Records from a data collection:

========================================

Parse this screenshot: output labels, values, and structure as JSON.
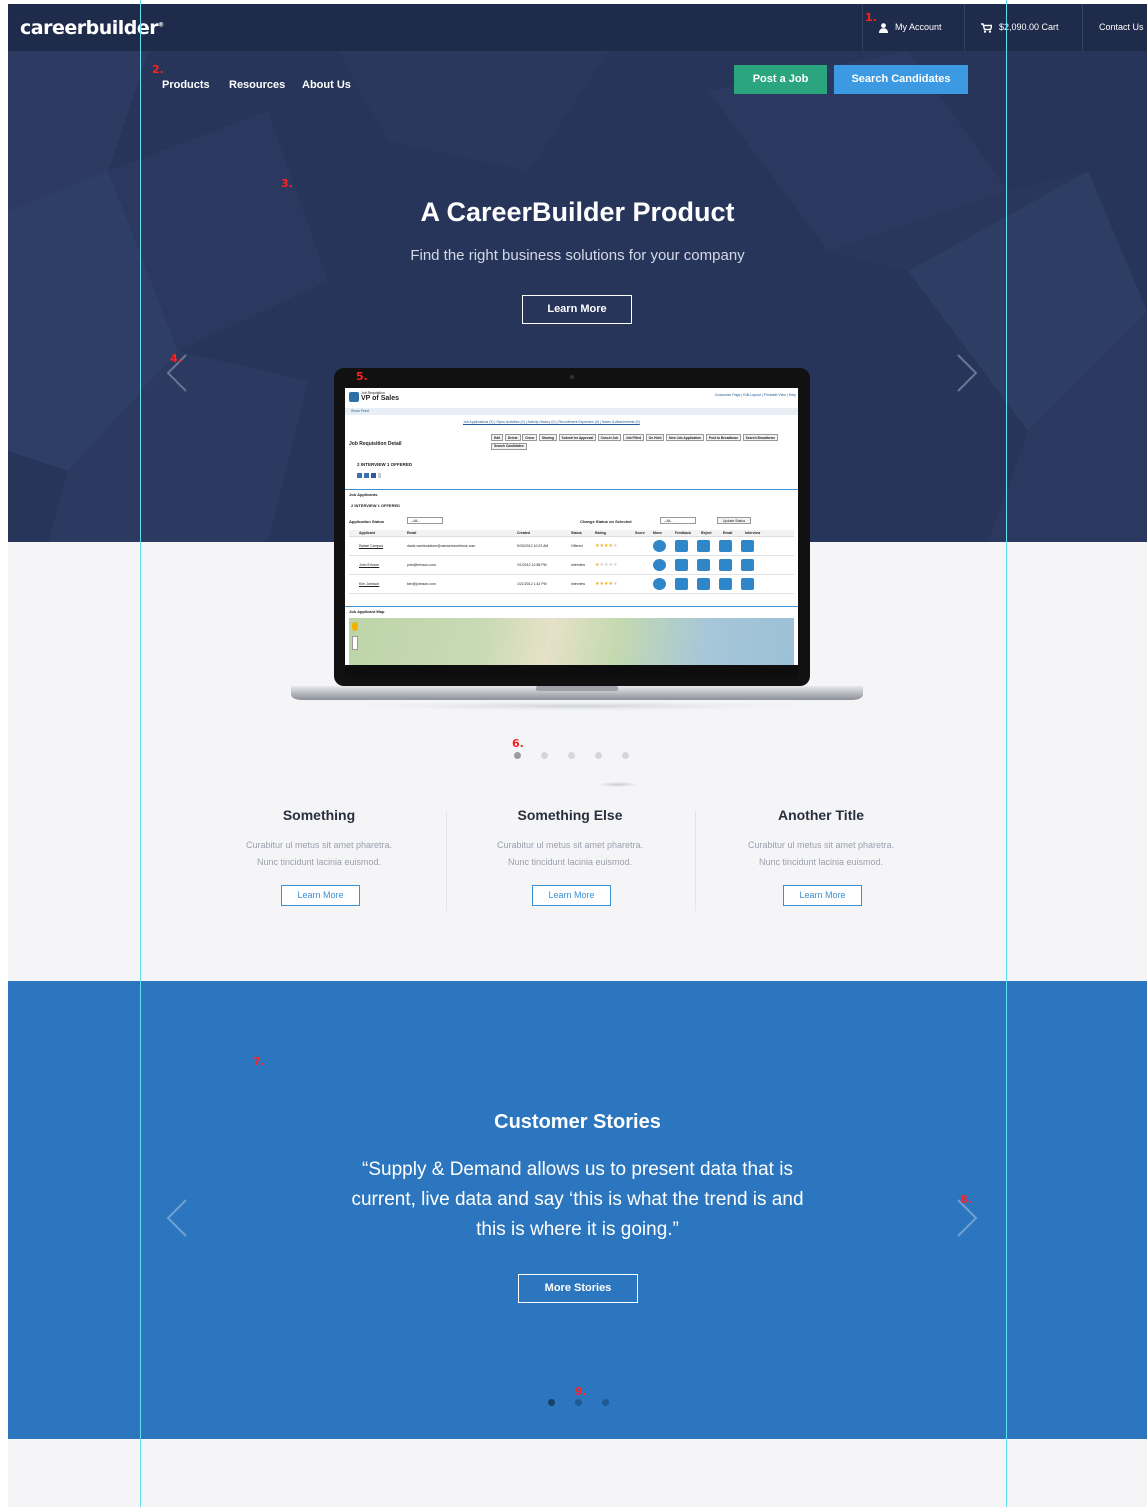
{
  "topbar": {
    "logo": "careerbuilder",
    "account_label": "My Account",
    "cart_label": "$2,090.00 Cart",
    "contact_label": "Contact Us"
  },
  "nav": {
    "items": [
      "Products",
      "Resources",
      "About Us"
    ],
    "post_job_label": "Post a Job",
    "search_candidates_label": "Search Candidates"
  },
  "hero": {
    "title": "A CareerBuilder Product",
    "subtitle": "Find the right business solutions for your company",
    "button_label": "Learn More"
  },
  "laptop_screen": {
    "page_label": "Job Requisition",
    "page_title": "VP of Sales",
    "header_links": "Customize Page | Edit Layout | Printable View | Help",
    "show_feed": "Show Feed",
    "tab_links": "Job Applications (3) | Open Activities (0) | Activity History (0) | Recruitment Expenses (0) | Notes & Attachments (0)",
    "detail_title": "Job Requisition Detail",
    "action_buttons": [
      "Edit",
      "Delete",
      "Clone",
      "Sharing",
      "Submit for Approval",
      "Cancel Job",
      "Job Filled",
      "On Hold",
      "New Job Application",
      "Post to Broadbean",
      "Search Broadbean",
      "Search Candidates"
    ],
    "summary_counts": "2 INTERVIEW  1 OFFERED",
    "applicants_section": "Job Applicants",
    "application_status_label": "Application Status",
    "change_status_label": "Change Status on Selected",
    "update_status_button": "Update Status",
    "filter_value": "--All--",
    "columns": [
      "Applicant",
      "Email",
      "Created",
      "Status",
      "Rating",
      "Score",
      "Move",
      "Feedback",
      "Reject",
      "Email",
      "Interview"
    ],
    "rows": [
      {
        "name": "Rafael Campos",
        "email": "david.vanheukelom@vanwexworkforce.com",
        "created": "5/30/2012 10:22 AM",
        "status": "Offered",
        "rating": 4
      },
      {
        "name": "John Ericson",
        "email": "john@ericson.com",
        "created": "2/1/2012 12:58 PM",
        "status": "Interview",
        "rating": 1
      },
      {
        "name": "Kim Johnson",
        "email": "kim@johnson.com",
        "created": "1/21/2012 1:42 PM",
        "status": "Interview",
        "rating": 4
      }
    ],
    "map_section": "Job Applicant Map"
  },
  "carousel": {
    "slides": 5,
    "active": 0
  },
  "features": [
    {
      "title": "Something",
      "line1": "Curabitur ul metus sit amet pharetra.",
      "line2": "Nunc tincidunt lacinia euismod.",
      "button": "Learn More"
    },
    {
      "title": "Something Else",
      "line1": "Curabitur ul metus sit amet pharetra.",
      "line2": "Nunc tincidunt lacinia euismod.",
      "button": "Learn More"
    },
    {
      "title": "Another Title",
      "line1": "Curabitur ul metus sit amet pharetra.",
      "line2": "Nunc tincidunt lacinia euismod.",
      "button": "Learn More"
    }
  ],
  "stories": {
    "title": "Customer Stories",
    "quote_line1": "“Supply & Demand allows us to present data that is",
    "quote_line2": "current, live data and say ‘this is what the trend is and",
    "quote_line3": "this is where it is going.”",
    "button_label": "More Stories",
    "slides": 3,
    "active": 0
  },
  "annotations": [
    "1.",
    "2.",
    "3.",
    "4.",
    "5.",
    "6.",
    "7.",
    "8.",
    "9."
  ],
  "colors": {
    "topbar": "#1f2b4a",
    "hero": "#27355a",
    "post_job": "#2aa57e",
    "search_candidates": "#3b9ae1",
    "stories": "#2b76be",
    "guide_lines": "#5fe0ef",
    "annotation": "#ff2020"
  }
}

========================================

## What is being asked
Strip out the images, then output the records above word for word.

## Written solution
Parse this screenshot: output labels, values, and structure as JSON.
{
  "topbar": {
    "logo": "careerbuilder",
    "account_label": "My Account",
    "cart_label": "$2,090.00 Cart",
    "contact_label": "Contact Us"
  },
  "nav": {
    "items": [
      "Products",
      "Resources",
      "About Us"
    ],
    "post_job_label": "Post a Job",
    "search_candidates_label": "Search Candidates"
  },
  "hero": {
    "title": "A CareerBuilder Product",
    "subtitle": "Find the right business solutions for your company",
    "button_label": "Learn More"
  },
  "laptop_screen": {
    "page_label": "Job Requisition",
    "page_title": "VP of Sales",
    "header_links": "Customize Page | Edit Layout | Printable View | Help",
    "show_feed": "Show Feed",
    "tab_links": "Job Applications (3) | Open Activities (0) | Activity History (0) | Recruitment Expenses (0) | Notes & Attachments (0)",
    "detail_title": "Job Requisition Detail",
    "action_buttons": [
      "Edit",
      "Delete",
      "Clone",
      "Sharing",
      "Submit for Approval",
      "Cancel Job",
      "Job Filled",
      "On Hold",
      "New Job Application",
      "Post to Broadbean",
      "Search Broadbean",
      "Search Candidates"
    ],
    "summary_counts": "2 INTERVIEW  1 OFFERED",
    "applicants_section": "Job Applicants",
    "application_status_label": "Application Status",
    "change_status_label": "Change Status on Selected",
    "update_status_button": "Update Status",
    "filter_value": "--All--",
    "columns": [
      "Applicant",
      "Email",
      "Created",
      "Status",
      "Rating",
      "Score",
      "Move",
      "Feedback",
      "Reject",
      "Email",
      "Interview"
    ],
    "rows": [
      {
        "name": "Rafael Campos",
        "email": "david.vanheukelom@vanwexworkforce.com",
        "created": "5/30/2012 10:22 AM",
        "status": "Offered",
        "rating": 4
      },
      {
        "name": "John Ericson",
        "email": "john@ericson.com",
        "created": "2/1/2012 12:58 PM",
        "status": "Interview",
        "rating": 1
      },
      {
        "name": "Kim Johnson",
        "email": "kim@johnson.com",
        "created": "1/21/2012 1:42 PM",
        "status": "Interview",
        "rating": 4
      }
    ],
    "map_section": "Job Applicant Map"
  },
  "carousel": {
    "slides": 5,
    "active": 0
  },
  "features": [
    {
      "title": "Something",
      "line1": "Curabitur ul metus sit amet pharetra.",
      "line2": "Nunc tincidunt lacinia euismod.",
      "button": "Learn More"
    },
    {
      "title": "Something Else",
      "line1": "Curabitur ul metus sit amet pharetra.",
      "line2": "Nunc tincidunt lacinia euismod.",
      "button": "Learn More"
    },
    {
      "title": "Another Title",
      "line1": "Curabitur ul metus sit amet pharetra.",
      "line2": "Nunc tincidunt lacinia euismod.",
      "button": "Learn More"
    }
  ],
  "stories": {
    "title": "Customer Stories",
    "quote_line1": "“Supply & Demand allows us to present data that is",
    "quote_line2": "current, live data and say ‘this is what the trend is and",
    "quote_line3": "this is where it is going.”",
    "button_label": "More Stories",
    "slides": 3,
    "active": 0
  },
  "annotations": [
    "1.",
    "2.",
    "3.",
    "4.",
    "5.",
    "6.",
    "7.",
    "8.",
    "9."
  ],
  "colors": {
    "topbar": "#1f2b4a",
    "hero": "#27355a",
    "post_job": "#2aa57e",
    "search_candidates": "#3b9ae1",
    "stories": "#2b76be",
    "guide_lines": "#5fe0ef",
    "annotation": "#ff2020"
  }
}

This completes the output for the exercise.